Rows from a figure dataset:
-- BEGIN --

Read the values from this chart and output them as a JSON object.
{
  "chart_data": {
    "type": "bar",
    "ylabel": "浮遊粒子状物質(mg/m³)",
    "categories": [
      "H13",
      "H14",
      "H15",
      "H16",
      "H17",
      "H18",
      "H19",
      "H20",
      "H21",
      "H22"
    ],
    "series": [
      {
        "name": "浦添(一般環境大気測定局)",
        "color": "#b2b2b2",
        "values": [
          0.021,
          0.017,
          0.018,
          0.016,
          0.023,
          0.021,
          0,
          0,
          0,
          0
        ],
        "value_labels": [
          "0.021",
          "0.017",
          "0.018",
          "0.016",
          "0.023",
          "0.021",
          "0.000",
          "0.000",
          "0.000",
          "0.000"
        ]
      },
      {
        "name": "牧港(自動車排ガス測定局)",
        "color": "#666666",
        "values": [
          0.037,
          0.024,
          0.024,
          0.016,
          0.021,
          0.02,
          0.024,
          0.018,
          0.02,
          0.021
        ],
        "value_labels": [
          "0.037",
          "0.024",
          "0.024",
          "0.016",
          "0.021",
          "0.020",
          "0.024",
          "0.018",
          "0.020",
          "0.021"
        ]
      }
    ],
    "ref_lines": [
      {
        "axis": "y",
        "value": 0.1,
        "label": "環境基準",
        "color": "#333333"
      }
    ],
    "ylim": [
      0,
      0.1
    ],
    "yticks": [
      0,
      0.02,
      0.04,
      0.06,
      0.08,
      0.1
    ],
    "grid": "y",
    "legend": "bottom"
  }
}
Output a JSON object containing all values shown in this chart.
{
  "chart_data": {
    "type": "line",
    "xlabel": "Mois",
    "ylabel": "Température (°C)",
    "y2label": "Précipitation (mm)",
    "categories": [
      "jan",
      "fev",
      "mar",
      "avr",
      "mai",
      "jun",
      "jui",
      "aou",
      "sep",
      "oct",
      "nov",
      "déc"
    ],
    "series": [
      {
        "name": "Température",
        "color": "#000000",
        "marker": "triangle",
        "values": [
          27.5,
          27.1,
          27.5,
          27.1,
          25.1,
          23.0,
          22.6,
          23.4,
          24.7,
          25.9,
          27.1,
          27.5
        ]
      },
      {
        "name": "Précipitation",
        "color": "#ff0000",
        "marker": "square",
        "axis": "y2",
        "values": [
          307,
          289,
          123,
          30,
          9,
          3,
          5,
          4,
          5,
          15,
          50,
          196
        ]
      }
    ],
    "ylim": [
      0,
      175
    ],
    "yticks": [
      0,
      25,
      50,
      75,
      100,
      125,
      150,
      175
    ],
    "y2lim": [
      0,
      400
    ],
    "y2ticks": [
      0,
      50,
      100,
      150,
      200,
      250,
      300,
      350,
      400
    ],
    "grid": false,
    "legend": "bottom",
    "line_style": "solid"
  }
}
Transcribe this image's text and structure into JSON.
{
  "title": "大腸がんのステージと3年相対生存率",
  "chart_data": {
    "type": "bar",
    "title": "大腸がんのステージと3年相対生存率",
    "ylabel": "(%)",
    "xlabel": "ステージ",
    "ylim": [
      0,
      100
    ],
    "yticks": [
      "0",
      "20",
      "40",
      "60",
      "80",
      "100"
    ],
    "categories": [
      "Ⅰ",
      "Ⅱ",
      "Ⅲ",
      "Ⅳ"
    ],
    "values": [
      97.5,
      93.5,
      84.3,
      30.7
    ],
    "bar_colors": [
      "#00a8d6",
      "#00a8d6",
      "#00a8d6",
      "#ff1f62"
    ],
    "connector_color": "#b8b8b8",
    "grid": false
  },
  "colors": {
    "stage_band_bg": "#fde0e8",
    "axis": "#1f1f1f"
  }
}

-- END --

--- TASK DIRECTIONS ---
Reproduce the material in full, with no word added or dropped.

--- ANSWER TO THE TASK ---
Read the values from this chart and output them as a JSON object.
{
  "chart_data": {
    "type": "bar",
    "ylabel": "浮遊粒子状物質(mg/m³)",
    "categories": [
      "H13",
      "H14",
      "H15",
      "H16",
      "H17",
      "H18",
      "H19",
      "H20",
      "H21",
      "H22"
    ],
    "series": [
      {
        "name": "浦添(一般環境大気測定局)",
        "color": "#b2b2b2",
        "values": [
          0.021,
          0.017,
          0.018,
          0.016,
          0.023,
          0.021,
          0,
          0,
          0,
          0
        ],
        "value_labels": [
          "0.021",
          "0.017",
          "0.018",
          "0.016",
          "0.023",
          "0.021",
          "0.000",
          "0.000",
          "0.000",
          "0.000"
        ]
      },
      {
        "name": "牧港(自動車排ガス測定局)",
        "color": "#666666",
        "values": [
          0.037,
          0.024,
          0.024,
          0.016,
          0.021,
          0.02,
          0.024,
          0.018,
          0.02,
          0.021
        ],
        "value_labels": [
          "0.037",
          "0.024",
          "0.024",
          "0.016",
          "0.021",
          "0.020",
          "0.024",
          "0.018",
          "0.020",
          "0.021"
        ]
      }
    ],
    "ref_lines": [
      {
        "axis": "y",
        "value": 0.1,
        "label": "環境基準",
        "color": "#333333"
      }
    ],
    "ylim": [
      0,
      0.1
    ],
    "yticks": [
      0,
      0.02,
      0.04,
      0.06,
      0.08,
      0.1
    ],
    "grid": "y",
    "legend": "bottom"
  }
}
Output a JSON object containing all values shown in this chart.
{
  "chart_data": {
    "type": "line",
    "xlabel": "Mois",
    "ylabel": "Température (°C)",
    "y2label": "Précipitation (mm)",
    "categories": [
      "jan",
      "fev",
      "mar",
      "avr",
      "mai",
      "jun",
      "jui",
      "aou",
      "sep",
      "oct",
      "nov",
      "déc"
    ],
    "series": [
      {
        "name": "Température",
        "color": "#000000",
        "marker": "triangle",
        "values": [
          27.5,
          27.1,
          27.5,
          27.1,
          25.1,
          23.0,
          22.6,
          23.4,
          24.7,
          25.9,
          27.1,
          27.5
        ]
      },
      {
        "name": "Précipitation",
        "color": "#ff0000",
        "marker": "square",
        "axis": "y2",
        "values": [
          307,
          289,
          123,
          30,
          9,
          3,
          5,
          4,
          5,
          15,
          50,
          196
        ]
      }
    ],
    "ylim": [
      0,
      175
    ],
    "yticks": [
      0,
      25,
      50,
      75,
      100,
      125,
      150,
      175
    ],
    "y2lim": [
      0,
      400
    ],
    "y2ticks": [
      0,
      50,
      100,
      150,
      200,
      250,
      300,
      350,
      400
    ],
    "grid": false,
    "legend": "bottom",
    "line_style": "solid"
  }
}
Transcribe this image's text and structure into JSON.
{
  "title": "大腸がんのステージと3年相対生存率",
  "chart_data": {
    "type": "bar",
    "title": "大腸がんのステージと3年相対生存率",
    "ylabel": "(%)",
    "xlabel": "ステージ",
    "ylim": [
      0,
      100
    ],
    "yticks": [
      "0",
      "20",
      "40",
      "60",
      "80",
      "100"
    ],
    "categories": [
      "Ⅰ",
      "Ⅱ",
      "Ⅲ",
      "Ⅳ"
    ],
    "values": [
      97.5,
      93.5,
      84.3,
      30.7
    ],
    "bar_colors": [
      "#00a8d6",
      "#00a8d6",
      "#00a8d6",
      "#ff1f62"
    ],
    "connector_color": "#b8b8b8",
    "grid": false
  },
  "colors": {
    "stage_band_bg": "#fde0e8",
    "axis": "#1f1f1f"
  }
}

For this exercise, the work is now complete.